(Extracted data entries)
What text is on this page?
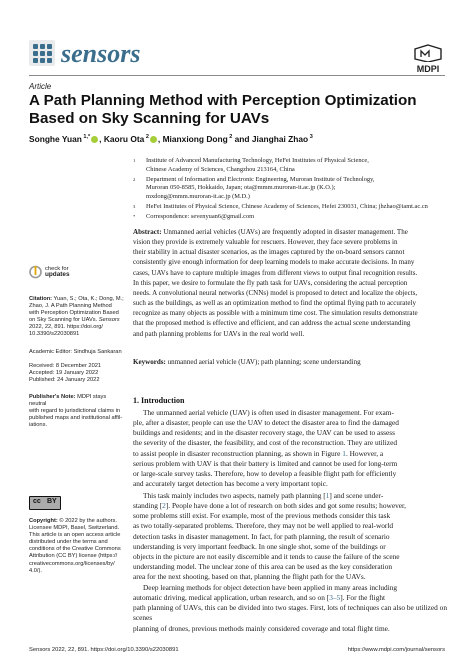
sensors
MDPI
Article
A Path Planning Method with Perception Optimization Based on Sky Scanning for UAVs
Songhe Yuan $^{1,*}$ , Kaoru Ota $^2$ , Mianxiong Dong $^2$ and Jianghai Zhao $^3$
1 Institute of Advanced Manufacturing Technology, HeFei Institutes of Physical Science,
Chinese Academy of Sciences, Changzhou 213164, China
2 Department of Information and Electronic Engineering, Muroran Institute of Technology,
Muroran 050-8585, Hokkaido, Japan; ota@mmm.muroran-it.ac.jp (K.O.);
mxdong@mmm.muroran-it.ac.jp (M.D.)
3 HeFei Institutes of Physical Science, Chinese Academy of Sciences, Hefei 230031, China; jhzhao@iamt.ac.cn
* Correspondence: sevenyuan6@gmail.com
Abstract: Unmanned aerial vehicles (UAVs) are frequently adopted in disaster management. The
vision they provide is extremely valuable for rescuers. However, they face severe problems in
their stability in actual disaster scenarios, as the images captured by the on-board sensors cannot
consistently give enough information for deep learning models to make accurate decisions. In many
cases, UAVs have to capture multiple images from different views to output final recognition results.
In this paper, we desire to formulate the fly path task for UAVs, considering the actual perception
needs. A convolutional neural networks (CNNs) model is proposed to detect and localize the objects,
such as the buildings, as well as an optimization method to find the optimal flying path to accurately
recognize as many objects as possible with a minimum time cost. The simulation results demonstrate
that the proposed method is effective and efficient, and can address the actual scene understanding
and path planning problems for UAVs in the real world well.
Keywords: unmanned aerial vehicle (UAV); path planning; scene understanding
1. Introduction
The unmanned aerial vehicle (UAV) is often used in disaster management. For exam-
ple, after a disaster, people can use the UAV to detect the disaster area to find the damaged
buildings and residents; and in the disaster recovery stage, the UAV can be used to assess
the severity of the disaster, the feasibility, and cost of the reconstruction. They are utilized
to assist people in disaster reconstruction planning, as shown in Figure 1. However, a
serious problem with UAV is that their battery is limited and cannot be used for long-term
or large-scale survey tasks. Therefore, how to develop a feasible flight path for efficiently
and accurately target detection has become a very important topic.
This task mainly includes two aspects, namely path planning [1] and scene under-
standing [2]. People have done a lot of research on both sides and got some results; however,
some problems still exist. For example, most of the previous methods consider this task
as two totally-separated problems. Therefore, they may not be well applied to real-world
detection tasks in disaster management. In fact, for path planning, the result of scenario
understanding is very important feedback. In one single shot, some of the buildings or
objects in the picture are not easily discernible and it tends to cause the failure of the scene
understanding model. The unclear zone of this area can be used as the key consideration
area for the next shooting, based on that, planning the flight path for the UAVs.
Deep learning methods for object detection have been applied in many areas including
automatic driving, medical application, urban research, and so on [3–5]. For the flight
path planning of UAVs, this can be divided into two stages. First, lots of techniques can also be utilized on scenes
planning of drones, previous methods mainly considered coverage and total flight time.
check for
updates
Citation: Yuan, S.; Ota, K.; Dong, M.;
Zhao, J. A Path Planning Method
with Perception Optimization Based
on Sky Scanning for UAVs. Sensors
2022, 22, 891. https://doi.org/
10.3390/s22030891
Academic Editor: Sindhuja Sankaran
Received: 8 December 2021
Accepted: 19 January 2022
Published: 24 January 2022
Publisher's Note: MDPI stays neutral
with regard to jurisdictional claims in
published maps and institutional affil-
iations.
cc BY
Copyright: © 2022 by the authors.
Licensee MDPI, Basel, Switzerland.
This article is an open access article
distributed under the terms and
conditions of the Creative Commons
Attribution (CC BY) license (https://
creativecommons.org/licenses/by/
4.0/).
Sensors 2022, 22, 891. https://doi.org/10.3390/s22030891	https://www.mdpi.com/journal/sensors
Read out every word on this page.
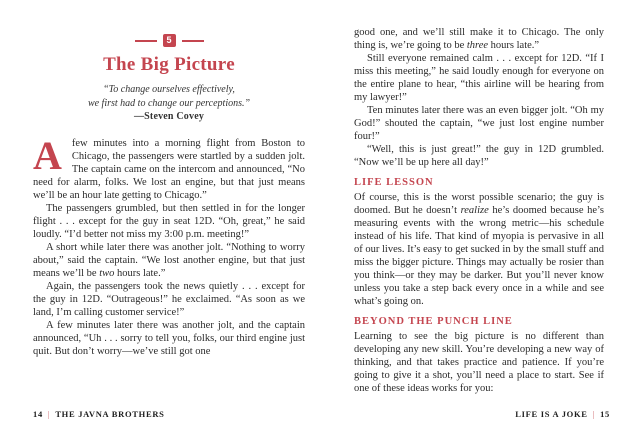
5
The Big Picture
“To change ourselves effectively,
we first had to change our perceptions.”
—Steven Covey

Afew minutes into a morning flight from Boston to Chicago, the passengers were startled by a sudden jolt. The captain came on the intercom and announced, “No need for alarm, folks. We lost an engine, but that just means we’ll be an hour late getting to Chicago.”

The passengers grumbled, but then settled in for the longer flight . . . except for the guy in seat 12D. “Oh, great,” he said loudly. “I’d better not miss my 3:00 p.m. meeting!”

A short while later there was another jolt. “Nothing to worry about,” said the captain. “We lost another engine, but that just means we’ll be two hours late.”

Again, the passengers took the news quietly . . . except for the guy in 12D. “Outrageous!” he exclaimed. “As soon as we land, I’m calling customer service!”

A few minutes later there was another jolt, and the captain announced, “Uh . . . sorry to tell you, folks, our third engine just quit. But don’t worry—we’ve still got one

14 | THE JAVNA BROTHERS

good one, and we’ll still make it to Chicago. The only thing is, we’re going to be three hours late.”

Still everyone remained calm . . . except for 12D. “If I miss this meeting,” he said loudly enough for everyone on the entire plane to hear, “this airline will be hearing from my lawyer!”

Ten minutes later there was an even bigger jolt. “Oh my God!” shouted the captain, “we just lost engine number four!”

“Well, this is just great!” the guy in 12D grumbled. “Now we’ll be up here all day!”

LIFE LESSON

Of course, this is the worst possible scenario; the guy is doomed. But he doesn’t realize he’s doomed because he’s measuring events with the wrong metric—his schedule instead of his life. That kind of myopia is pervasive in all of our lives. It’s easy to get sucked in by the small stuff and miss the bigger picture. Things may actually be rosier than you think—or they may be darker. But you’ll never know unless you take a step back every once in a while and see what’s going on.

BEYOND THE PUNCH LINE

Learning to see the big picture is no different than developing any new skill. You’re developing a new way of thinking, and that takes practice and patience. If you’re going to give it a shot, you’ll need a place to start. See if one of these ideas works for you:

LIFE IS A JOKE | 15
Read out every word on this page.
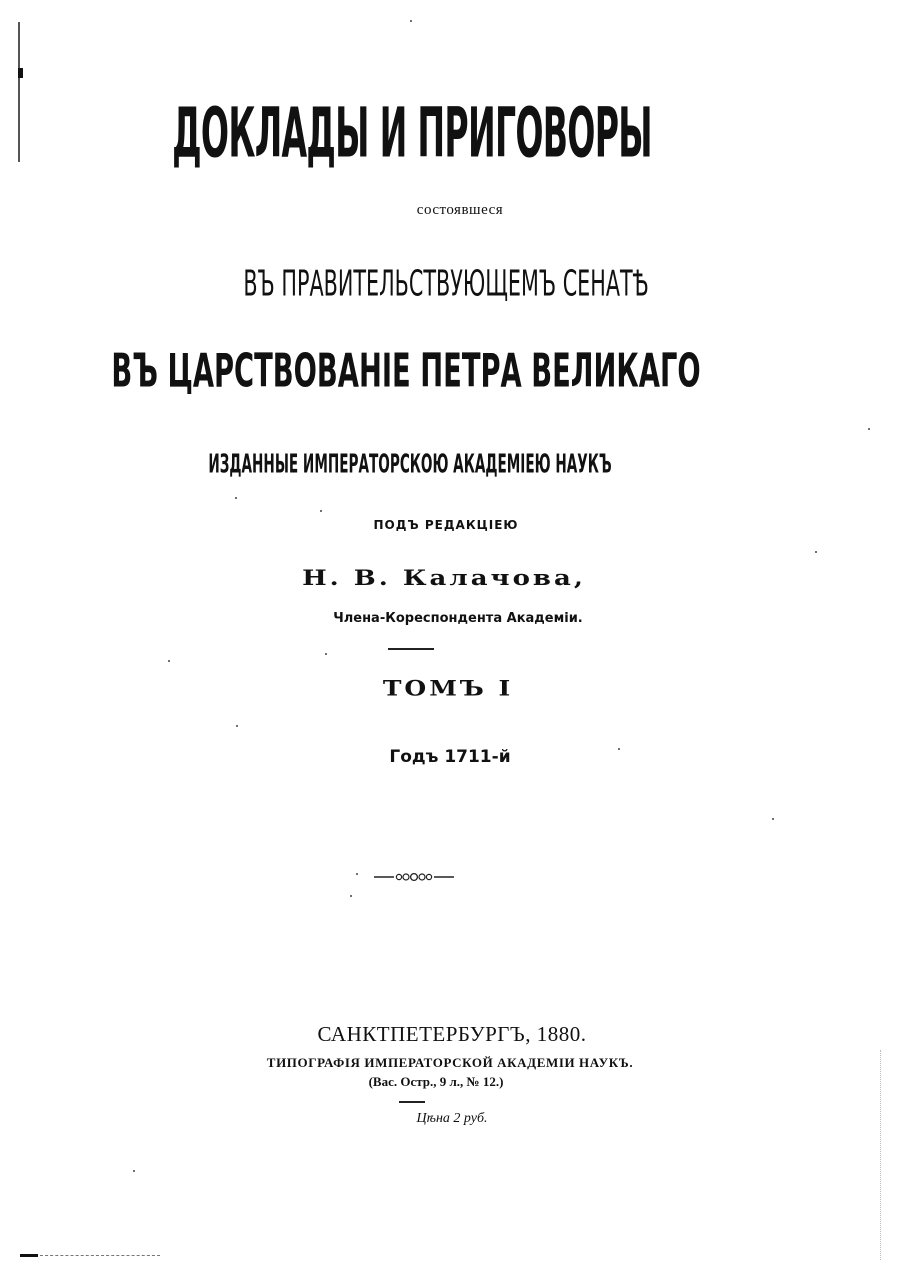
ДОКЛАДЫ И ПРИГОВОРЫ
состоявшеся
ВЪ ПРАВИТЕЛЬСТВУЮЩЕМЪ СЕНАТѢ
ВЪ ЦАРСТВОВАНІЕ ПЕТРА ВЕЛИКАГО
ИЗДАННЫЕ ИМПЕРАТОРСКОЮ АКАДЕМІЕЮ НАУКЪ
ПОДЪ РЕДАКЦІЕЮ
Н. В. Калачова,
Члена-Кореспондента Академіи.
ТОМЪ I
Годъ 1711-й
САНКТПЕТЕРБУРГЪ, 1880.
ТИПОГРАФІЯ ИМПЕРАТОРСКОЙ АКАДЕМІИ НАУКЪ.
(Вас. Остр., 9 л., № 12.)
Цѣна 2 руб.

## THE EXERCISE
Return each line of the data, keeping its wording exact and omitting pictures.

## TASK OUTPUT
What text is on this page?
sensors
MDPI
Article
A Path Planning Method with Perception Optimization Based on Sky Scanning for UAVs
Songhe Yuan $^{1,*}$ , Kaoru Ota $^2$ , Mianxiong Dong $^2$ and Jianghai Zhao $^3$
1 Institute of Advanced Manufacturing Technology, HeFei Institutes of Physical Science,
Chinese Academy of Sciences, Changzhou 213164, China
2 Department of Information and Electronic Engineering, Muroran Institute of Technology,
Muroran 050-8585, Hokkaido, Japan; ota@mmm.muroran-it.ac.jp (K.O.);
mxdong@mmm.muroran-it.ac.jp (M.D.)
3 HeFei Institutes of Physical Science, Chinese Academy of Sciences, Hefei 230031, China; jhzhao@iamt.ac.cn
* Correspondence: sevenyuan6@gmail.com
Abstract: Unmanned aerial vehicles (UAVs) are frequently adopted in disaster management. The
vision they provide is extremely valuable for rescuers. However, they face severe problems in
their stability in actual disaster scenarios, as the images captured by the on-board sensors cannot
consistently give enough information for deep learning models to make accurate decisions. In many
cases, UAVs have to capture multiple images from different views to output final recognition results.
In this paper, we desire to formulate the fly path task for UAVs, considering the actual perception
needs. A convolutional neural networks (CNNs) model is proposed to detect and localize the objects,
such as the buildings, as well as an optimization method to find the optimal flying path to accurately
recognize as many objects as possible with a minimum time cost. The simulation results demonstrate
that the proposed method is effective and efficient, and can address the actual scene understanding
and path planning problems for UAVs in the real world well.
Keywords: unmanned aerial vehicle (UAV); path planning; scene understanding
1. Introduction
The unmanned aerial vehicle (UAV) is often used in disaster management. For exam-
ple, after a disaster, people can use the UAV to detect the disaster area to find the damaged
buildings and residents; and in the disaster recovery stage, the UAV can be used to assess
the severity of the disaster, the feasibility, and cost of the reconstruction. They are utilized
to assist people in disaster reconstruction planning, as shown in Figure 1. However, a
serious problem with UAV is that their battery is limited and cannot be used for long-term
or large-scale survey tasks. Therefore, how to develop a feasible flight path for efficiently
and accurately target detection has become a very important topic.
This task mainly includes two aspects, namely path planning [1] and scene under-
standing [2]. People have done a lot of research on both sides and got some results; however,
some problems still exist. For example, most of the previous methods consider this task
as two totally-separated problems. Therefore, they may not be well applied to real-world
detection tasks in disaster management. In fact, for path planning, the result of scenario
understanding is very important feedback. In one single shot, some of the buildings or
objects in the picture are not easily discernible and it tends to cause the failure of the scene
understanding model. The unclear zone of this area can be used as the key consideration
area for the next shooting, based on that, planning the flight path for the UAVs.
Deep learning methods for object detection have been applied in many areas including
automatic driving, medical application, urban research, and so on [3–5]. For the flight
path planning of UAVs, this can be divided into two stages. First, lots of techniques can also be utilized on scenes
planning of drones, previous methods mainly considered coverage and total flight time.
check for
updates
Citation: Yuan, S.; Ota, K.; Dong, M.;
Zhao, J. A Path Planning Method
with Perception Optimization Based
on Sky Scanning for UAVs. Sensors
2022, 22, 891. https://doi.org/
10.3390/s22030891
Academic Editor: Sindhuja Sankaran
Received: 8 December 2021
Accepted: 19 January 2022
Published: 24 January 2022
Publisher's Note: MDPI stays neutral
with regard to jurisdictional claims in
published maps and institutional affil-
iations.
cc BY
Copyright: © 2022 by the authors.
Licensee MDPI, Basel, Switzerland.
This article is an open access article
distributed under the terms and
conditions of the Creative Commons
Attribution (CC BY) license (https://
creativecommons.org/licenses/by/
4.0/).
Sensors 2022, 22, 891. https://doi.org/10.3390/s22030891	https://www.mdpi.com/journal/sensors
Read out every word on this page.
5
The Big Picture
“To change ourselves effectively,
we first had to change our perceptions.”
—Steven Covey

Afew minutes into a morning flight from Boston to Chicago, the passengers were startled by a sudden jolt. The captain came on the intercom and announced, “No need for alarm, folks. We lost an engine, but that just means we’ll be an hour late getting to Chicago.”

The passengers grumbled, but then settled in for the longer flight . . . except for the guy in seat 12D. “Oh, great,” he said loudly. “I’d better not miss my 3:00 p.m. meeting!”

A short while later there was another jolt. “Nothing to worry about,” said the captain. “We lost another engine, but that just means we’ll be two hours late.”

Again, the passengers took the news quietly . . . except for the guy in 12D. “Outrageous!” he exclaimed. “As soon as we land, I’m calling customer service!”

A few minutes later there was another jolt, and the captain announced, “Uh . . . sorry to tell you, folks, our third engine just quit. But don’t worry—we’ve still got one

14 | THE JAVNA BROTHERS

good one, and we’ll still make it to Chicago. The only thing is, we’re going to be three hours late.”

Still everyone remained calm . . . except for 12D. “If I miss this meeting,” he said loudly enough for everyone on the entire plane to hear, “this airline will be hearing from my lawyer!”

Ten minutes later there was an even bigger jolt. “Oh my God!” shouted the captain, “we just lost engine number four!”

“Well, this is just great!” the guy in 12D grumbled. “Now we’ll be up here all day!”

LIFE LESSON

Of course, this is the worst possible scenario; the guy is doomed. But he doesn’t realize he’s doomed because he’s measuring events with the wrong metric—his schedule instead of his life. That kind of myopia is pervasive in all of our lives. It’s easy to get sucked in by the small stuff and miss the bigger picture. Things may actually be rosier than you think—or they may be darker. But you’ll never know unless you take a step back every once in a while and see what’s going on.

BEYOND THE PUNCH LINE

Learning to see the big picture is no different than developing any new skill. You’re developing a new way of thinking, and that takes practice and patience. If you’re going to give it a shot, you’ll need a place to start. See if one of these ideas works for you:

LIFE IS A JOKE | 15
Read out every word on this page.
ДОКЛАДЫ И ПРИГОВОРЫ
состоявшеся
ВЪ ПРАВИТЕЛЬСТВУЮЩЕМЪ СЕНАТѢ
ВЪ ЦАРСТВОВАНІЕ ПЕТРА ВЕЛИКАГО
ИЗДАННЫЕ ИМПЕРАТОРСКОЮ АКАДЕМІЕЮ НАУКЪ
ПОДЪ РЕДАКЦІЕЮ
Н. В. Калачова,
Члена-Кореспондента Академіи.
ТОМЪ I
Годъ 1711-й
САНКТПЕТЕРБУРГЪ, 1880.
ТИПОГРАФІЯ ИМПЕРАТОРСКОЙ АКАДЕМІИ НАУКЪ.
(Вас. Остр., 9 л., № 12.)
Цѣна 2 руб.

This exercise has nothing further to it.